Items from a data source
------------------------------------------------

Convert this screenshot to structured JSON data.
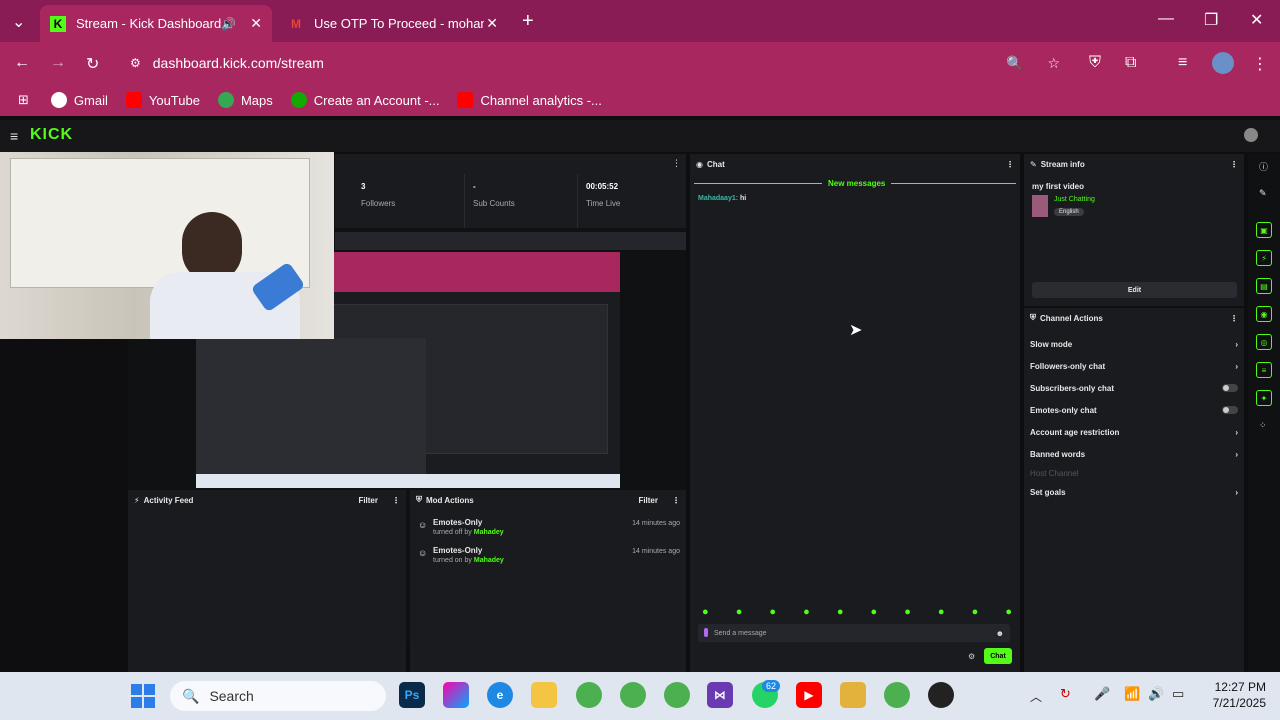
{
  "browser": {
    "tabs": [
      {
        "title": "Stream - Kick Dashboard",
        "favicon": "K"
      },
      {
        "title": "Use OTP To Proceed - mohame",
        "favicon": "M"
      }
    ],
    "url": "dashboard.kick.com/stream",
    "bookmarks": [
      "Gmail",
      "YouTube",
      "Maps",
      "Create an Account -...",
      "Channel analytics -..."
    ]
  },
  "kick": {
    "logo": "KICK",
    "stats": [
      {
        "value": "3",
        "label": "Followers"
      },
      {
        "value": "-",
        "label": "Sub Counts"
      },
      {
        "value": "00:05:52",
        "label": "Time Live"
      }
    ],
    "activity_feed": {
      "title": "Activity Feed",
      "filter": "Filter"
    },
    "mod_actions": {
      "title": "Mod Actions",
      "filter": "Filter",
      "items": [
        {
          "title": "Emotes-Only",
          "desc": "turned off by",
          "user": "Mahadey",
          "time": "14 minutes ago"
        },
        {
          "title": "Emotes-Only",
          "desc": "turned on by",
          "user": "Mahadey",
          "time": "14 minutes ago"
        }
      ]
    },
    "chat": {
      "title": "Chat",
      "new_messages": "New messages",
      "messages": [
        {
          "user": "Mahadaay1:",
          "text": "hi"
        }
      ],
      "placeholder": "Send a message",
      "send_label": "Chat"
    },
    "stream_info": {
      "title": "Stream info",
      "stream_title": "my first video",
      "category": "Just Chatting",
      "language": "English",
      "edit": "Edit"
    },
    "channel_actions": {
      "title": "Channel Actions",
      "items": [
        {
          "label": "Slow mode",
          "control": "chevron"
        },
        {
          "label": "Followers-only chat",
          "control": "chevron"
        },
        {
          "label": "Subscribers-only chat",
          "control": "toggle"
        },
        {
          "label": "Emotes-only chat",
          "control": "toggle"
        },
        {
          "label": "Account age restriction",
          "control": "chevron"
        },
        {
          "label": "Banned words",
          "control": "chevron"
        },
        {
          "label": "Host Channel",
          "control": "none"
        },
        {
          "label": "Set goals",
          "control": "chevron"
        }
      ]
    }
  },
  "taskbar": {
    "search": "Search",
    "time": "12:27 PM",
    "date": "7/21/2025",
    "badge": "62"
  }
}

------------------------------------------------

• [Directions for this task]
Copy each line of the records precisely and drop any images they hold.

• [Result of this task]
Convert this screenshot to structured JSON data.
{
  "browser": {
    "tabs": [
      {
        "title": "Stream - Kick Dashboard",
        "favicon": "K"
      },
      {
        "title": "Use OTP To Proceed - mohame",
        "favicon": "M"
      }
    ],
    "url": "dashboard.kick.com/stream",
    "bookmarks": [
      "Gmail",
      "YouTube",
      "Maps",
      "Create an Account -...",
      "Channel analytics -..."
    ]
  },
  "kick": {
    "logo": "KICK",
    "stats": [
      {
        "value": "3",
        "label": "Followers"
      },
      {
        "value": "-",
        "label": "Sub Counts"
      },
      {
        "value": "00:05:52",
        "label": "Time Live"
      }
    ],
    "activity_feed": {
      "title": "Activity Feed",
      "filter": "Filter"
    },
    "mod_actions": {
      "title": "Mod Actions",
      "filter": "Filter",
      "items": [
        {
          "title": "Emotes-Only",
          "desc": "turned off by",
          "user": "Mahadey",
          "time": "14 minutes ago"
        },
        {
          "title": "Emotes-Only",
          "desc": "turned on by",
          "user": "Mahadey",
          "time": "14 minutes ago"
        }
      ]
    },
    "chat": {
      "title": "Chat",
      "new_messages": "New messages",
      "messages": [
        {
          "user": "Mahadaay1:",
          "text": "hi"
        }
      ],
      "placeholder": "Send a message",
      "send_label": "Chat"
    },
    "stream_info": {
      "title": "Stream info",
      "stream_title": "my first video",
      "category": "Just Chatting",
      "language": "English",
      "edit": "Edit"
    },
    "channel_actions": {
      "title": "Channel Actions",
      "items": [
        {
          "label": "Slow mode",
          "control": "chevron"
        },
        {
          "label": "Followers-only chat",
          "control": "chevron"
        },
        {
          "label": "Subscribers-only chat",
          "control": "toggle"
        },
        {
          "label": "Emotes-only chat",
          "control": "toggle"
        },
        {
          "label": "Account age restriction",
          "control": "chevron"
        },
        {
          "label": "Banned words",
          "control": "chevron"
        },
        {
          "label": "Host Channel",
          "control": "none"
        },
        {
          "label": "Set goals",
          "control": "chevron"
        }
      ]
    }
  },
  "taskbar": {
    "search": "Search",
    "time": "12:27 PM",
    "date": "7/21/2025",
    "badge": "62"
  }
}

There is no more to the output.